• **EXERCISE INPUTS**
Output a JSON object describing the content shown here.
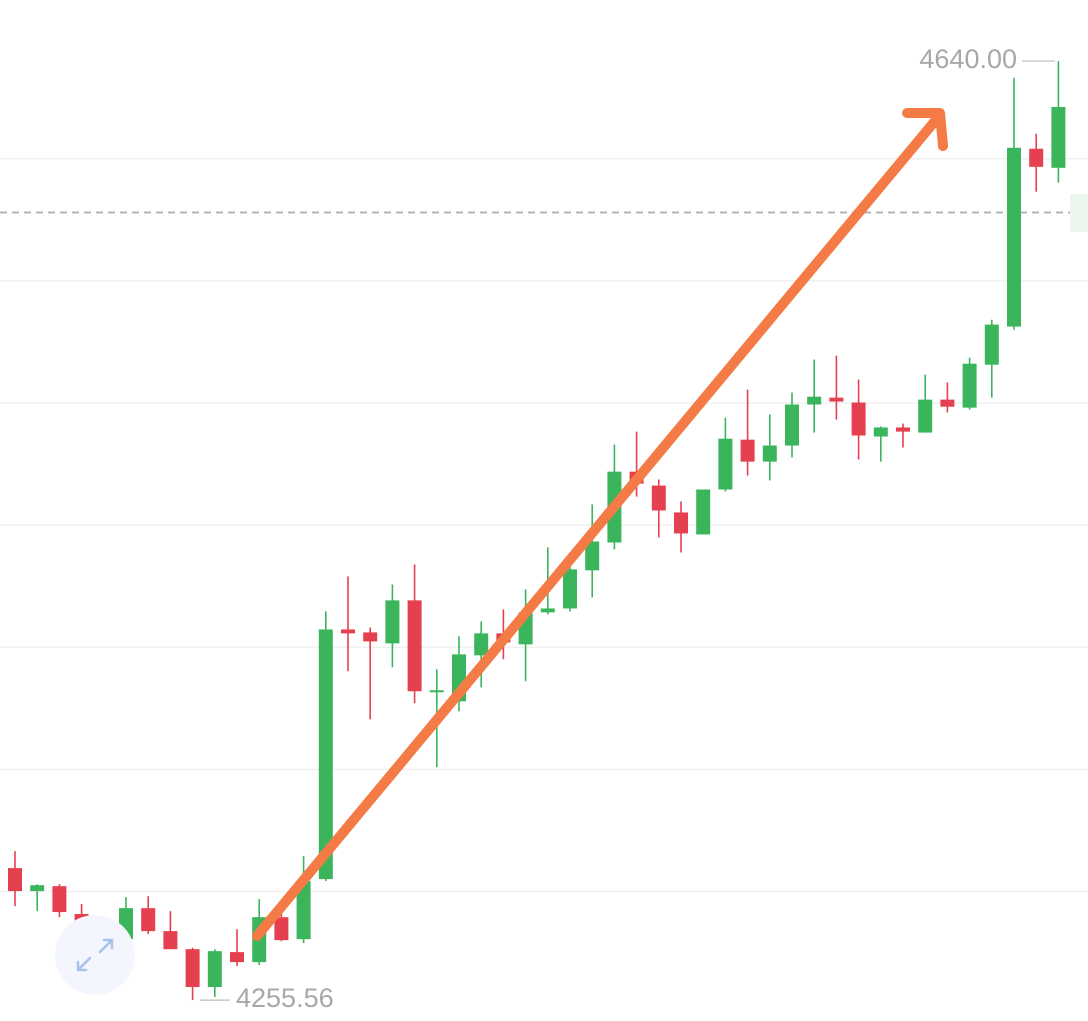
{
  "chart_data": {
    "type": "candlestick",
    "up_color": "#3bb55b",
    "down_color": "#e5404f",
    "ylim": [
      4247,
      4665
    ],
    "gridlines": [
      4300,
      4350,
      4400,
      4450,
      4500,
      4550,
      4600
    ],
    "reference_line": 4578,
    "max_label": {
      "value": 4640,
      "label": "4640.00"
    },
    "min_label": {
      "value": 4255.56,
      "label": "4255.56"
    },
    "open": [
      4309.6,
      4300.2,
      4302.2,
      4290.8,
      4286.7,
      4280.5,
      4293.2,
      4283.8,
      4276.4,
      4260.9,
      4275.2,
      4271.1,
      4289.5,
      4280.5,
      4305.1,
      4407.3,
      4406.1,
      4401.6,
      4419.2,
      4381.6,
      4377.9,
      4396.7,
      4405.7,
      4401.2,
      4414.3,
      4415.9,
      4431.5,
      4442.9,
      4471.9,
      4466.2,
      4455.2,
      4446.2,
      4464.6,
      4485.0,
      4476.0,
      4482.6,
      4499.4,
      4502.2,
      4500.2,
      4486.3,
      4490.0,
      4487.9,
      4501.4,
      4498.1,
      4515.7,
      4531.3,
      4604.1,
      4596.3
    ],
    "high": [
      4316.5,
      4303.0,
      4303.0,
      4294.9,
      4287.9,
      4297.7,
      4298.1,
      4292.0,
      4277.0,
      4276.4,
      4284.6,
      4296.9,
      4290.8,
      4314.5,
      4414.7,
      4429.0,
      4408.1,
      4425.7,
      4433.9,
      4391.0,
      4404.5,
      4410.6,
      4415.5,
      4423.7,
      4440.9,
      4436.8,
      4458.5,
      4483.0,
      4488.3,
      4468.7,
      4459.7,
      4464.6,
      4494.0,
      4505.5,
      4495.3,
      4504.3,
      4517.8,
      4519.4,
      4509.6,
      4490.4,
      4491.6,
      4511.6,
      4508.4,
      4518.6,
      4534.1,
      4633.1,
      4610.2,
      4640.0
    ],
    "low": [
      4294.0,
      4292.0,
      4289.5,
      4285.4,
      4273.2,
      4277.3,
      4282.6,
      4276.4,
      4255.56,
      4256.8,
      4269.5,
      4269.9,
      4279.7,
      4278.9,
      4304.3,
      4390.2,
      4370.5,
      4391.8,
      4377.1,
      4350.9,
      4373.8,
      4383.6,
      4395.1,
      4386.1,
      4413.5,
      4414.7,
      4420.4,
      4440.1,
      4461.7,
      4445.0,
      4438.8,
      4446.2,
      4463.8,
      4470.3,
      4468.3,
      4477.7,
      4487.9,
      4493.2,
      4476.9,
      4476.0,
      4481.8,
      4487.9,
      4496.1,
      4497.3,
      4502.2,
      4530.0,
      4586.5,
      4590.2
    ],
    "close": [
      4300.2,
      4302.6,
      4291.6,
      4287.5,
      4280.5,
      4293.2,
      4283.8,
      4276.4,
      4260.9,
      4275.6,
      4271.1,
      4289.5,
      4280.1,
      4304.3,
      4407.3,
      4405.7,
      4402.4,
      4419.2,
      4382.0,
      4382.4,
      4397.1,
      4405.7,
      4402.0,
      4414.3,
      4415.9,
      4431.9,
      4443.3,
      4471.9,
      4467.0,
      4456.0,
      4446.6,
      4464.6,
      4485.4,
      4476.0,
      4482.6,
      4499.4,
      4502.6,
      4500.6,
      4486.7,
      4490.0,
      4488.3,
      4501.4,
      4498.5,
      4516.1,
      4532.1,
      4604.5,
      4596.7,
      4621.2
    ]
  }
}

• **WHAT THE TASK REQUIRES**
Omit the pictures, then quote the rest of the material above exactly.

• **THE OUTPUT**
Output a JSON object describing the content shown here.
{
  "chart_data": {
    "type": "candlestick",
    "up_color": "#3bb55b",
    "down_color": "#e5404f",
    "ylim": [
      4247,
      4665
    ],
    "gridlines": [
      4300,
      4350,
      4400,
      4450,
      4500,
      4550,
      4600
    ],
    "reference_line": 4578,
    "max_label": {
      "value": 4640,
      "label": "4640.00"
    },
    "min_label": {
      "value": 4255.56,
      "label": "4255.56"
    },
    "open": [
      4309.6,
      4300.2,
      4302.2,
      4290.8,
      4286.7,
      4280.5,
      4293.2,
      4283.8,
      4276.4,
      4260.9,
      4275.2,
      4271.1,
      4289.5,
      4280.5,
      4305.1,
      4407.3,
      4406.1,
      4401.6,
      4419.2,
      4381.6,
      4377.9,
      4396.7,
      4405.7,
      4401.2,
      4414.3,
      4415.9,
      4431.5,
      4442.9,
      4471.9,
      4466.2,
      4455.2,
      4446.2,
      4464.6,
      4485.0,
      4476.0,
      4482.6,
      4499.4,
      4502.2,
      4500.2,
      4486.3,
      4490.0,
      4487.9,
      4501.4,
      4498.1,
      4515.7,
      4531.3,
      4604.1,
      4596.3
    ],
    "high": [
      4316.5,
      4303.0,
      4303.0,
      4294.9,
      4287.9,
      4297.7,
      4298.1,
      4292.0,
      4277.0,
      4276.4,
      4284.6,
      4296.9,
      4290.8,
      4314.5,
      4414.7,
      4429.0,
      4408.1,
      4425.7,
      4433.9,
      4391.0,
      4404.5,
      4410.6,
      4415.5,
      4423.7,
      4440.9,
      4436.8,
      4458.5,
      4483.0,
      4488.3,
      4468.7,
      4459.7,
      4464.6,
      4494.0,
      4505.5,
      4495.3,
      4504.3,
      4517.8,
      4519.4,
      4509.6,
      4490.4,
      4491.6,
      4511.6,
      4508.4,
      4518.6,
      4534.1,
      4633.1,
      4610.2,
      4640.0
    ],
    "low": [
      4294.0,
      4292.0,
      4289.5,
      4285.4,
      4273.2,
      4277.3,
      4282.6,
      4276.4,
      4255.56,
      4256.8,
      4269.5,
      4269.9,
      4279.7,
      4278.9,
      4304.3,
      4390.2,
      4370.5,
      4391.8,
      4377.1,
      4350.9,
      4373.8,
      4383.6,
      4395.1,
      4386.1,
      4413.5,
      4414.7,
      4420.4,
      4440.1,
      4461.7,
      4445.0,
      4438.8,
      4446.2,
      4463.8,
      4470.3,
      4468.3,
      4477.7,
      4487.9,
      4493.2,
      4476.9,
      4476.0,
      4481.8,
      4487.9,
      4496.1,
      4497.3,
      4502.2,
      4530.0,
      4586.5,
      4590.2
    ],
    "close": [
      4300.2,
      4302.6,
      4291.6,
      4287.5,
      4280.5,
      4293.2,
      4283.8,
      4276.4,
      4260.9,
      4275.6,
      4271.1,
      4289.5,
      4280.1,
      4304.3,
      4407.3,
      4405.7,
      4402.4,
      4419.2,
      4382.0,
      4382.4,
      4397.1,
      4405.7,
      4402.0,
      4414.3,
      4415.9,
      4431.9,
      4443.3,
      4471.9,
      4467.0,
      4456.0,
      4446.6,
      4464.6,
      4485.4,
      4476.0,
      4482.6,
      4499.4,
      4502.6,
      4500.6,
      4486.7,
      4490.0,
      4488.3,
      4501.4,
      4498.5,
      4516.1,
      4532.1,
      4604.5,
      4596.7,
      4621.2
    ]
  }
}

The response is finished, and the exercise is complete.